DATA RECORDS

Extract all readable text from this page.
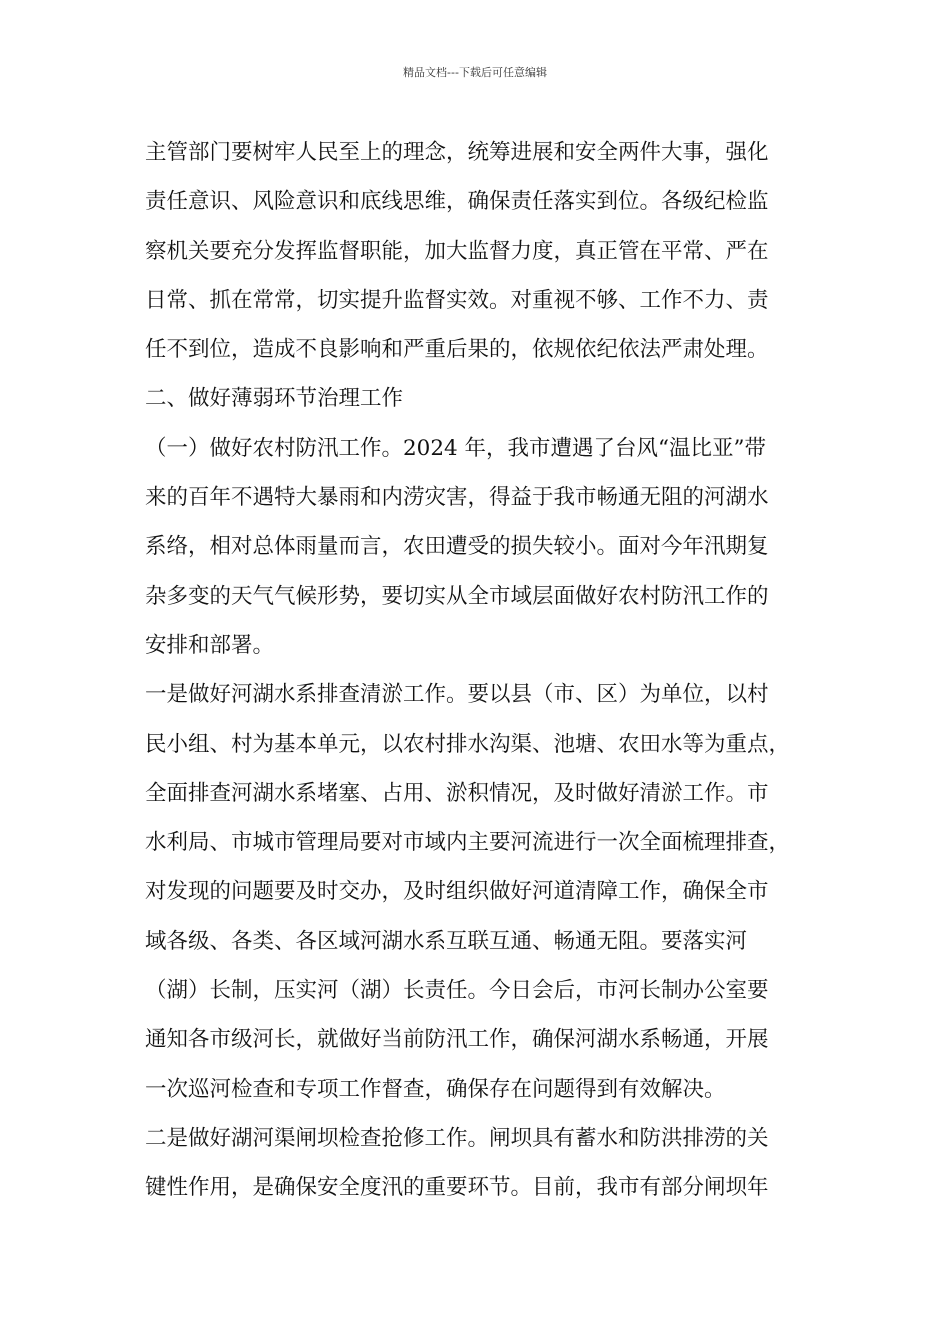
精品文档---下载后可任意编辑
主管部门要树牢人民至上的理念，统筹进展和安全两件大事，强化
责任意识、风险意识和底线思维，确保责任落实到位。各级纪检监
察机关要充分发挥监督职能，加大监督力度，真正管在平常、严在
日常、抓在常常，切实提升监督实效。对重视不够、工作不力、责
任不到位，造成不良影响和严重后果的，依规依纪依法严肃处理。
二、做好薄弱环节治理工作
（一）做好农村防汛工作。2024 年，我市遭遇了台风“温比亚”带
来的百年不遇特大暴雨和内涝灾害，得益于我市畅通无阻的河湖水
系络，相对总体雨量而言，农田遭受的损失较小。面对今年汛期复
杂多变的天气气候形势，要切实从全市域层面做好农村防汛工作的
安排和部署。
一是做好河湖水系排查清淤工作。要以县（市、区）为单位，以村
民小组、村为基本单元，以农村排水沟渠、池塘、农田水等为重点，
全面排查河湖水系堵塞、占用、淤积情况，及时做好清淤工作。市
水利局、市城市管理局要对市域内主要河流进行一次全面梳理排查，
对发现的问题要及时交办，及时组织做好河道清障工作，确保全市
域各级、各类、各区域河湖水系互联互通、畅通无阻。要落实河
（湖）长制，压实河（湖）长责任。今日会后，市河长制办公室要
通知各市级河长，就做好当前防汛工作，确保河湖水系畅通，开展
一次巡河检查和专项工作督查，确保存在问题得到有效解决。
二是做好湖河渠闸坝检查抢修工作。闸坝具有蓄水和防洪排涝的关
键性作用，是确保安全度汛的重要环节。目前，我市有部分闸坝年
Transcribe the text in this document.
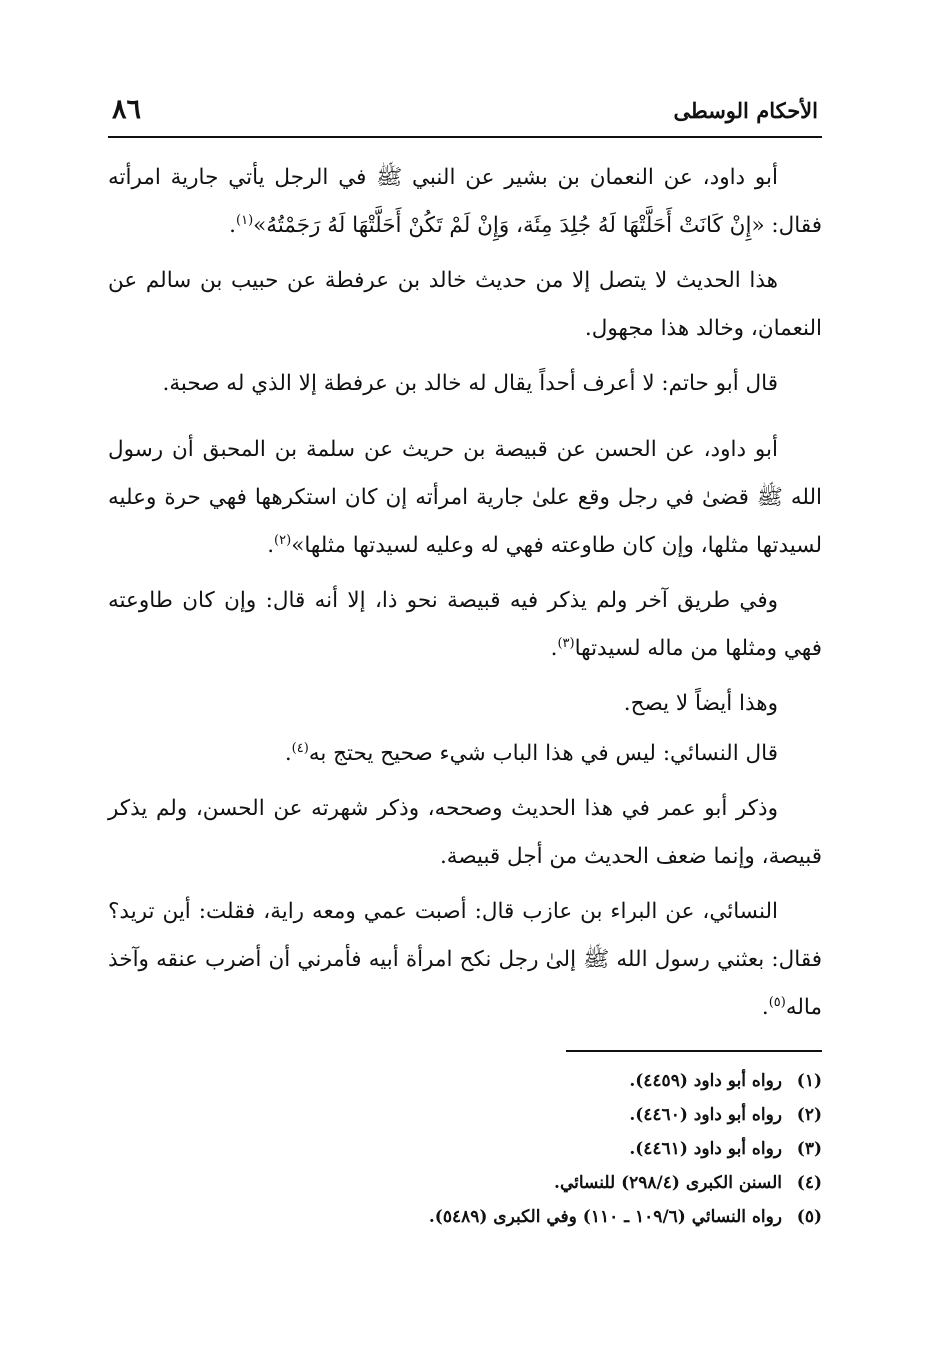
الأحكام الوسطى
٨٦

أبو داود، عن النعمان بن بشير عن النبي ﷺ في الرجل يأتي جارية امرأته فقال: «إِنْ كَانَتْ أَحَلَّتْهَا لَهُ جُلِدَ مِئَة، وَإِنْ لَمْ تَكُنْ أَحَلَّتْهَا لَهُ رَجَمْتُهُ»$^{(١)}$.

هذا الحديث لا يتصل إلا من حديث خالد بن عرفطة عن حبيب بن سالم عن النعمان، وخالد هذا مجهول.

قال أبو حاتم: لا أعرف أحداً يقال له خالد بن عرفطة إلا الذي له صحبة.

أبو داود، عن الحسن عن قبيصة بن حريث عن سلمة بن المحبق أن رسول الله ﷺ قضىٰ في رجل وقع علىٰ جارية امرأته إن كان استكرهها فهي حرة وعليه لسيدتها مثلها، وإن كان طاوعته فهي له وعليه لسيدتها مثلها»$^{(٢)}$.

وفي طريق آخر ولم يذكر فيه قبيصة نحو ذا، إلا أنه قال: وإن كان طاوعته فهي ومثلها من ماله لسيدتها$^{(٣)}$.

وهذا أيضاً لا يصح.

قال النسائي: ليس في هذا الباب شيء صحيح يحتج به$^{(٤)}$.

وذكر أبو عمر في هذا الحديث وصححه، وذكر شهرته عن الحسن، ولم يذكر قبيصة، وإنما ضعف الحديث من أجل قبيصة.

النسائي، عن البراء بن عازب قال: أصبت عمي ومعه راية، فقلت: أين تريد؟ فقال: بعثني رسول الله ﷺ إلىٰ رجل نكح امرأة أبيه فأمرني أن أضرب عنقه وآخذ ماله$^{(٥)}$.

(١)
رواه أبو داود (٤٤٥٩).
(٢)
رواه أبو داود (٤٤٦٠).
(٣)
رواه أبو داود (٤٤٦١).
(٤)
السنن الكبرى (٢٩٨/٤) للنسائي.
(٥)
رواه النسائي (١٠٩/٦ ـ ١١٠) وفي الكبرى (٥٤٨٩).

EXERCISE DIRECTIONS
Tally how many lines of the data include the word "يذكر". Write the number and nothing else.

RESPONSE FOR THIS EXERCISE
2